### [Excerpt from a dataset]
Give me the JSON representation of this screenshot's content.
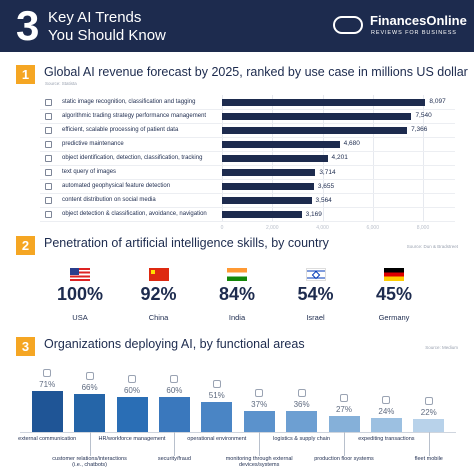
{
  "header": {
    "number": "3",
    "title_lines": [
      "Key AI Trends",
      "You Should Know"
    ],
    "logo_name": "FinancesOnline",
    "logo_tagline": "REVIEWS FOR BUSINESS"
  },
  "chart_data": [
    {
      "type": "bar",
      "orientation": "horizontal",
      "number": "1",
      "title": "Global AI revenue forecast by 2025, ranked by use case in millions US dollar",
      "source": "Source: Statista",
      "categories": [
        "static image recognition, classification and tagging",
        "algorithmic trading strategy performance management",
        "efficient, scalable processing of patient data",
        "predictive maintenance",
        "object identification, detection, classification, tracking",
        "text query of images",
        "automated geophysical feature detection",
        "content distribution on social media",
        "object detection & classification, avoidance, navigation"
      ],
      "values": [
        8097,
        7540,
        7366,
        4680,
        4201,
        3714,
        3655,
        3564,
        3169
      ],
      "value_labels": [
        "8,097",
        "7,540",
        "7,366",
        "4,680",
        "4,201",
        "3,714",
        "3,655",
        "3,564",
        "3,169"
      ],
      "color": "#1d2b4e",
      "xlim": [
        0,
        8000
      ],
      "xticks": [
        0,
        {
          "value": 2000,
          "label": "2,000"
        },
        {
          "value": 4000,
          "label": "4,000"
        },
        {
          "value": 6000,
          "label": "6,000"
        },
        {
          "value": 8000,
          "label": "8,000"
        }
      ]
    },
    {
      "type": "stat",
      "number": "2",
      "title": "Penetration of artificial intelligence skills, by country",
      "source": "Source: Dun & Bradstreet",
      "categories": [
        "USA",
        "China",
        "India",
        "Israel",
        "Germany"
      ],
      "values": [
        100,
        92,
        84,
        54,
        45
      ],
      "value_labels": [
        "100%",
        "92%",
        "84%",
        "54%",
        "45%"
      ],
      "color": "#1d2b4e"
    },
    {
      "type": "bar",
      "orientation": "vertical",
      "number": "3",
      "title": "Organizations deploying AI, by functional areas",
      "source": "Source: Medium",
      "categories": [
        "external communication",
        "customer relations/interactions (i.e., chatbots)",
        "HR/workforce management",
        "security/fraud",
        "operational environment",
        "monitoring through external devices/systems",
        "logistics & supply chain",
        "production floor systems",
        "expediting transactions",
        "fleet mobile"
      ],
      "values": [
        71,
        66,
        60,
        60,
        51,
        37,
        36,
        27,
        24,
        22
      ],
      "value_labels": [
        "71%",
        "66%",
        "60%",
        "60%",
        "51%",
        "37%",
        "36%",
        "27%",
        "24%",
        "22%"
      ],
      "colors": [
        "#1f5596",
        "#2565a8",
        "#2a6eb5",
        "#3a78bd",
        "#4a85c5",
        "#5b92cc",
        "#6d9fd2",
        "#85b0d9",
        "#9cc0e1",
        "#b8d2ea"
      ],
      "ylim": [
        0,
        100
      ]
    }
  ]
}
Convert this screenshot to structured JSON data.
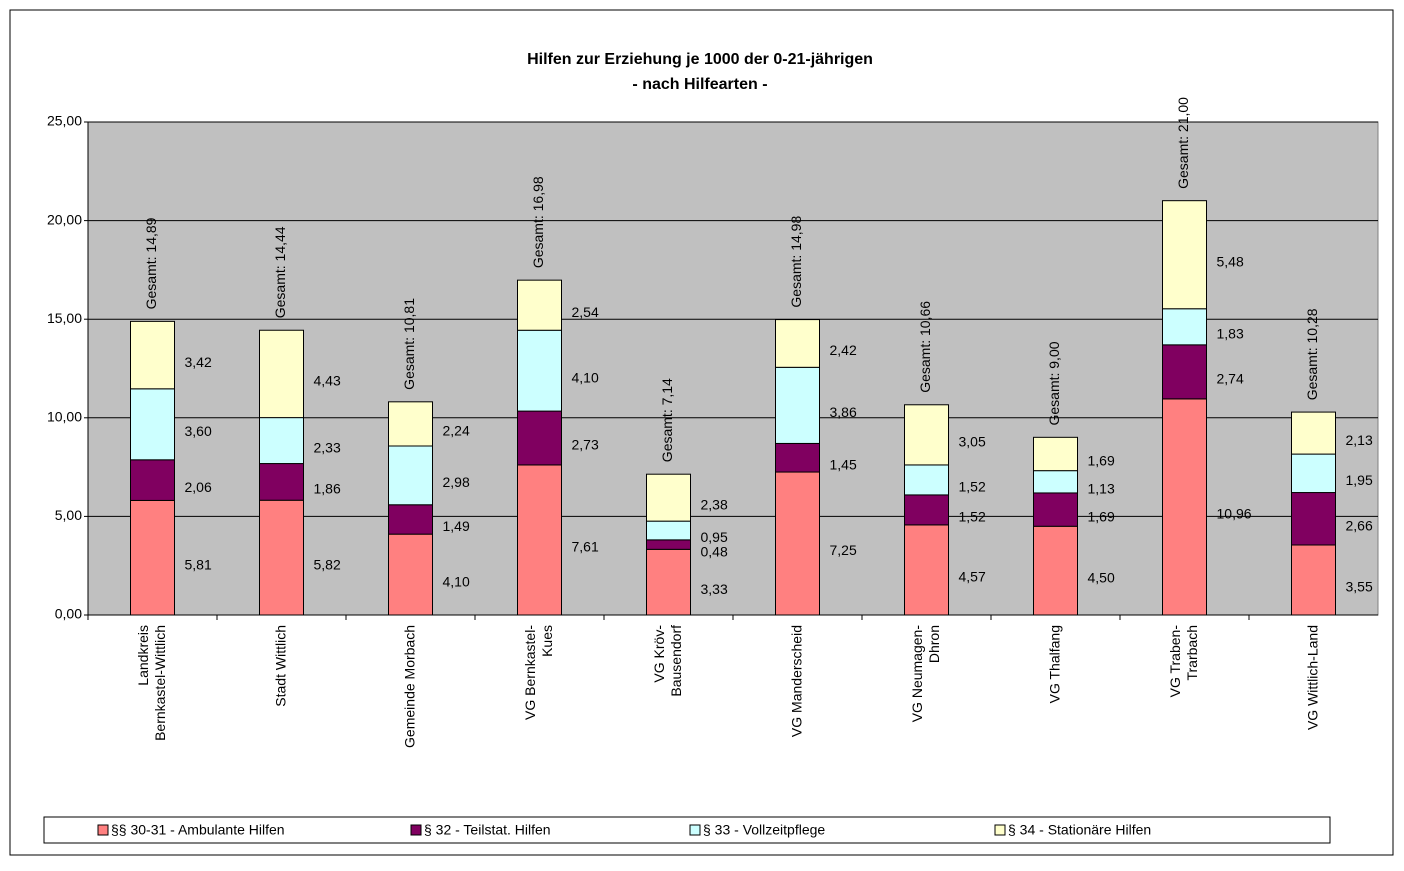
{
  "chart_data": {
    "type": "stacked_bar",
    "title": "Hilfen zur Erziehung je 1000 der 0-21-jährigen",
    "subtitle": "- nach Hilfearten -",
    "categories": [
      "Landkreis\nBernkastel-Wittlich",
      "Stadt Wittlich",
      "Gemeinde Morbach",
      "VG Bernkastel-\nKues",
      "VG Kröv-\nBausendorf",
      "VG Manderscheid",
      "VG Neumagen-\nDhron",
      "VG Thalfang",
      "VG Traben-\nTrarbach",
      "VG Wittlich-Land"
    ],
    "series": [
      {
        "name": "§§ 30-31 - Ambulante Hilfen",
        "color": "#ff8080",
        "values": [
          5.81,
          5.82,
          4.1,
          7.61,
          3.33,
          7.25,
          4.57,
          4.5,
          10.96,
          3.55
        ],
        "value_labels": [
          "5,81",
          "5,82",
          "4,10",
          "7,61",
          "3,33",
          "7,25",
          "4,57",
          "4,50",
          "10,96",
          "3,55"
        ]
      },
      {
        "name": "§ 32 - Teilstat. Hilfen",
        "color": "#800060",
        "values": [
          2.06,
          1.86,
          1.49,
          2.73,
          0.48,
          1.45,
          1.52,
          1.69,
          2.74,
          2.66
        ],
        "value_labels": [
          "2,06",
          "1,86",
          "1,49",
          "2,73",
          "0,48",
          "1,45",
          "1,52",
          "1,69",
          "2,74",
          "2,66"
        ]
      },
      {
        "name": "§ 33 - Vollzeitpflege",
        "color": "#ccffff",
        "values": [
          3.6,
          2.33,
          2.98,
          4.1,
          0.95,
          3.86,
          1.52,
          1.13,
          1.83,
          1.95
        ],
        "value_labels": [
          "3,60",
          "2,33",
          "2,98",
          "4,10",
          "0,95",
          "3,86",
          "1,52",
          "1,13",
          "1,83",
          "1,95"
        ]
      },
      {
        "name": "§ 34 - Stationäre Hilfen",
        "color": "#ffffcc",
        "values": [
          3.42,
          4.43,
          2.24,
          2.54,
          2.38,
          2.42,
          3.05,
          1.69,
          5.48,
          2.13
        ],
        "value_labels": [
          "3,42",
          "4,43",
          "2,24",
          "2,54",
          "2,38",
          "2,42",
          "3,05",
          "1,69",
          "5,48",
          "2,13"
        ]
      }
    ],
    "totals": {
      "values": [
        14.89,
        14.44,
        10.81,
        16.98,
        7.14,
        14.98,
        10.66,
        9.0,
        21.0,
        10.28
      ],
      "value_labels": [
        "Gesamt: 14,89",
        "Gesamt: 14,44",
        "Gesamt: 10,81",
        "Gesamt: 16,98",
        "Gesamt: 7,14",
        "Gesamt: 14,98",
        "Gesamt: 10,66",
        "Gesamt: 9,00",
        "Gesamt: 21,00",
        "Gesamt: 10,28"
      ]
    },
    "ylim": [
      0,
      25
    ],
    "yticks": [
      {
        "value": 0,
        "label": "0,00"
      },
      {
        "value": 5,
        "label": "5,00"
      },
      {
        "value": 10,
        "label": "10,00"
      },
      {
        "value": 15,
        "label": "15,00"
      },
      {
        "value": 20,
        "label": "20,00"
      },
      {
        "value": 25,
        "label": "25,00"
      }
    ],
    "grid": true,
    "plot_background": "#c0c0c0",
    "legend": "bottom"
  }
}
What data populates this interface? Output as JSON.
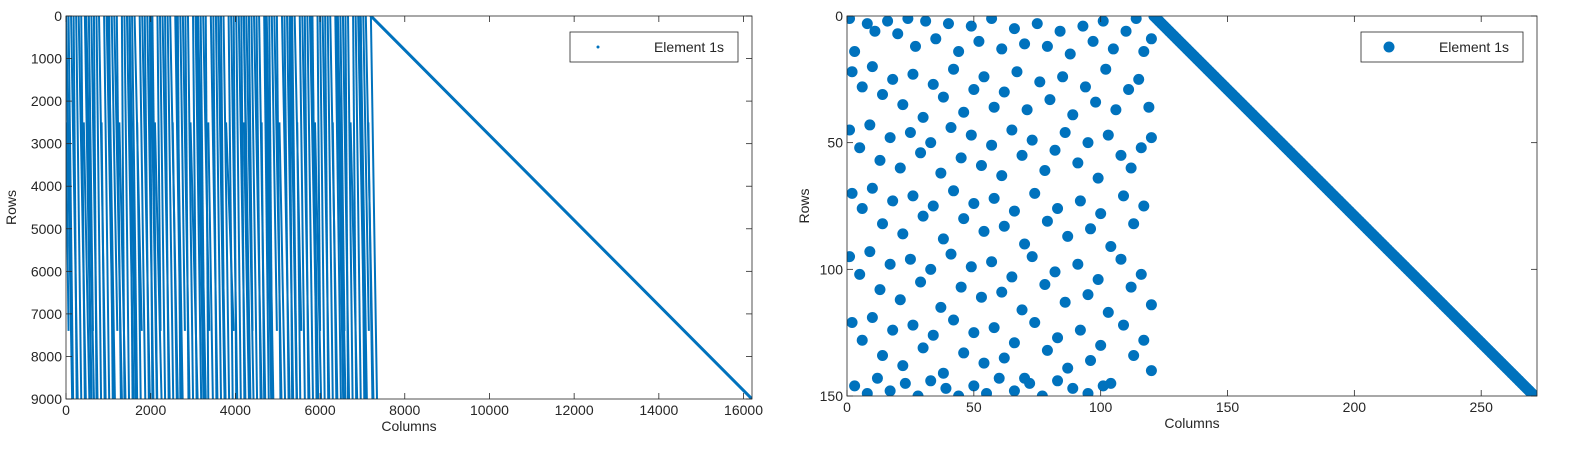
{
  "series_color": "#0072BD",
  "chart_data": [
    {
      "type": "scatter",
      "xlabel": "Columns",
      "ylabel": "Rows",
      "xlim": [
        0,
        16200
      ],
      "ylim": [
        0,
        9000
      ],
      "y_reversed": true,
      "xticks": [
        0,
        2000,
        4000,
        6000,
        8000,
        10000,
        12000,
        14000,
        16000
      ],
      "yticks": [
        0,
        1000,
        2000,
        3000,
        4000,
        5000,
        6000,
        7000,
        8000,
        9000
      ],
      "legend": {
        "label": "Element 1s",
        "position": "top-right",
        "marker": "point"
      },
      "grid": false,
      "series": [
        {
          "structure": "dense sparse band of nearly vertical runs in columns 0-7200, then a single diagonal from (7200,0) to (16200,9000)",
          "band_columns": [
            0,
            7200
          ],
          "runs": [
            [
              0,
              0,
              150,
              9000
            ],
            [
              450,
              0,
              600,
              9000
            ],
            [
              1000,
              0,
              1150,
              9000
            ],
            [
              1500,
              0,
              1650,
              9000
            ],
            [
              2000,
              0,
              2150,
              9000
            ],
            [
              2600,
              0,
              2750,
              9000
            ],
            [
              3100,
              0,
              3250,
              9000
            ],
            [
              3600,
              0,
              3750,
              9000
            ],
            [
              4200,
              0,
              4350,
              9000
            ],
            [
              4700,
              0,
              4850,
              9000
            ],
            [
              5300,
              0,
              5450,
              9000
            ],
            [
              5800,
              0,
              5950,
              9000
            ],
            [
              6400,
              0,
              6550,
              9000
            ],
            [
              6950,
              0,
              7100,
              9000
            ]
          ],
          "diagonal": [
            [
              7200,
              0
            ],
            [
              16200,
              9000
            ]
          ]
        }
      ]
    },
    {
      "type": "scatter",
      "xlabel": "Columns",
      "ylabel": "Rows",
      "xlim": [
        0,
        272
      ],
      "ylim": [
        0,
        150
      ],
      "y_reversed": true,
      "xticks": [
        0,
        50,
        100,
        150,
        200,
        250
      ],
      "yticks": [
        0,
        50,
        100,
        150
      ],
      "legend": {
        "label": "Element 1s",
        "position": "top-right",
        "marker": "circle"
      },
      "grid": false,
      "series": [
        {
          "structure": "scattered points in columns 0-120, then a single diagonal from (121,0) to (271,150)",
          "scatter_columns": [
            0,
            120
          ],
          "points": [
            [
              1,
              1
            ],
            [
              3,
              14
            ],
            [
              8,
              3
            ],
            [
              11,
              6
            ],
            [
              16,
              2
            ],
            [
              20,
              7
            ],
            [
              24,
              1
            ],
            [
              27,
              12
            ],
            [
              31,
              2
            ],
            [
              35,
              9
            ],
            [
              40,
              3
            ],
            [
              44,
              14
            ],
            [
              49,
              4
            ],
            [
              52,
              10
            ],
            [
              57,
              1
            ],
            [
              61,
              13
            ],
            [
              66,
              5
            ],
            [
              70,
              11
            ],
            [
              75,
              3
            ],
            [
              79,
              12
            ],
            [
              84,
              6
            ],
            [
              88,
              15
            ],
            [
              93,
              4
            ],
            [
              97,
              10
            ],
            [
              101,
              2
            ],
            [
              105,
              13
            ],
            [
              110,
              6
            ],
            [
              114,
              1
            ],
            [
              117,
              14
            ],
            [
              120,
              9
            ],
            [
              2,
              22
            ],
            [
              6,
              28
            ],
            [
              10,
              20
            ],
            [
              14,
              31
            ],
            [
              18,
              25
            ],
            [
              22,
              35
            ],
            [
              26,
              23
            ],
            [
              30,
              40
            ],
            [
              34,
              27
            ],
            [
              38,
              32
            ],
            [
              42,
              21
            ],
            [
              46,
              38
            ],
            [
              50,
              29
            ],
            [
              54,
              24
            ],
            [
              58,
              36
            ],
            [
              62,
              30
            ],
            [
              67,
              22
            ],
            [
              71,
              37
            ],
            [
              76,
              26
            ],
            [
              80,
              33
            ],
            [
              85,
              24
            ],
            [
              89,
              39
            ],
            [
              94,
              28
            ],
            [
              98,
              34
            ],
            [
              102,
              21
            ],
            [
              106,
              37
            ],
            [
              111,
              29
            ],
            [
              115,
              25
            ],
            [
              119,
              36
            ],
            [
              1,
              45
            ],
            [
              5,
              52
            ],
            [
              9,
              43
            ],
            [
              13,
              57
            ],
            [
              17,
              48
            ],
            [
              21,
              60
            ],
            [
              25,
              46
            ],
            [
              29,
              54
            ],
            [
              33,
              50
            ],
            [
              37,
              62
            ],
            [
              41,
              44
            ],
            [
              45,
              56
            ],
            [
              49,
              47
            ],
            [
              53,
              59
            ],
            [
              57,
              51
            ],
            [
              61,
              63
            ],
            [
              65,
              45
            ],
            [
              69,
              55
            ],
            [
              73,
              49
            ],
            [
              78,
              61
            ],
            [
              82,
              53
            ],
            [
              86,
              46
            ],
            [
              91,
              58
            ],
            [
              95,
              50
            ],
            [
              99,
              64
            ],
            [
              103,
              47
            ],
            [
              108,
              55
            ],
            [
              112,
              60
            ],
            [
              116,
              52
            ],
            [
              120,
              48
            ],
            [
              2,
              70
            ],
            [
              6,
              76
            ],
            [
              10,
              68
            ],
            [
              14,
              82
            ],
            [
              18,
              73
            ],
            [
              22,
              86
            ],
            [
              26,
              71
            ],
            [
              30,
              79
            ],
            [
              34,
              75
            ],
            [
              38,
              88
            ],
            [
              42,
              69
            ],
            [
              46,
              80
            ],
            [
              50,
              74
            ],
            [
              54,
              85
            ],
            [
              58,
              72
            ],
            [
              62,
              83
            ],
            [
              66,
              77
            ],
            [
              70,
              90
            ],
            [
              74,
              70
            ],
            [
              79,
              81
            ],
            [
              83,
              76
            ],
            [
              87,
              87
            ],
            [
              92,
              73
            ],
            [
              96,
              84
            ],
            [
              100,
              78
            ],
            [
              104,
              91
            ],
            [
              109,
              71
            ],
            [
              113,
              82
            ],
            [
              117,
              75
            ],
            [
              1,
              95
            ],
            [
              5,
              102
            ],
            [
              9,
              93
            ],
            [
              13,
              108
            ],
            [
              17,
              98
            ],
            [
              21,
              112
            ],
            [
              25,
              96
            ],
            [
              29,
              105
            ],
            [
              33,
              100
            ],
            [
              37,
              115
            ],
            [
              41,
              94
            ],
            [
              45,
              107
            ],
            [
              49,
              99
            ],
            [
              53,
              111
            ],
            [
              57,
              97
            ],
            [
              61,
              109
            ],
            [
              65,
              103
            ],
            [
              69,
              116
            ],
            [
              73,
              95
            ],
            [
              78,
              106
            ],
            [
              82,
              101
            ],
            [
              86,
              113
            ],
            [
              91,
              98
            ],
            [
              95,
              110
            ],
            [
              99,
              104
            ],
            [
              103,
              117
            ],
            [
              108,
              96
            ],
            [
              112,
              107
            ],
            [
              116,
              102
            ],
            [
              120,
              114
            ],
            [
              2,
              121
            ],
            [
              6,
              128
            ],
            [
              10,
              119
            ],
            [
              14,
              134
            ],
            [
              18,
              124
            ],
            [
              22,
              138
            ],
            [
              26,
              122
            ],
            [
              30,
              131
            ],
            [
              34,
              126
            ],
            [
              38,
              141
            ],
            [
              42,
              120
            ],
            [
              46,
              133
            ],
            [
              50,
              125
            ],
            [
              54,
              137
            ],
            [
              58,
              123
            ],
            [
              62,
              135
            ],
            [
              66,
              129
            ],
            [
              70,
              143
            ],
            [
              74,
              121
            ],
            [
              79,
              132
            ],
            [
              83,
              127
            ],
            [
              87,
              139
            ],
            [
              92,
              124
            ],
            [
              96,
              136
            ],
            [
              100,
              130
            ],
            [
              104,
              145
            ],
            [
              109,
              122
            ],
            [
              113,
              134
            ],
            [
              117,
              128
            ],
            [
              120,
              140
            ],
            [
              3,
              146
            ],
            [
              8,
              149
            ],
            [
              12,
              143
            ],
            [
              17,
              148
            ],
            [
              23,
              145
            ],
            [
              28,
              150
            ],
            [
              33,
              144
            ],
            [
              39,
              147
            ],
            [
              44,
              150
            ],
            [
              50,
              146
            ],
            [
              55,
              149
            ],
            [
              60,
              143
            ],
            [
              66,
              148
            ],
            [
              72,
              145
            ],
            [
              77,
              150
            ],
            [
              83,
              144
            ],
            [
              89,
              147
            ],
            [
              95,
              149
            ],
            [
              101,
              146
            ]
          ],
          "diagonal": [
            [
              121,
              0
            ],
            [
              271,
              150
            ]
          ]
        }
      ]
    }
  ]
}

### [GIVEN REQUEST]
Find the lines containing "Gesamt" and pull them out.

### [ANSWER TO THIS PROBLEM]
        "Gesamt: 14,89",
        "Gesamt: 14,44",
        "Gesamt: 10,81",
        "Gesamt: 16,98",
        "Gesamt: 7,14",
        "Gesamt: 14,98",
        "Gesamt: 10,66",
        "Gesamt: 9,00",
        "Gesamt: 21,00",
        "Gesamt: 10,28"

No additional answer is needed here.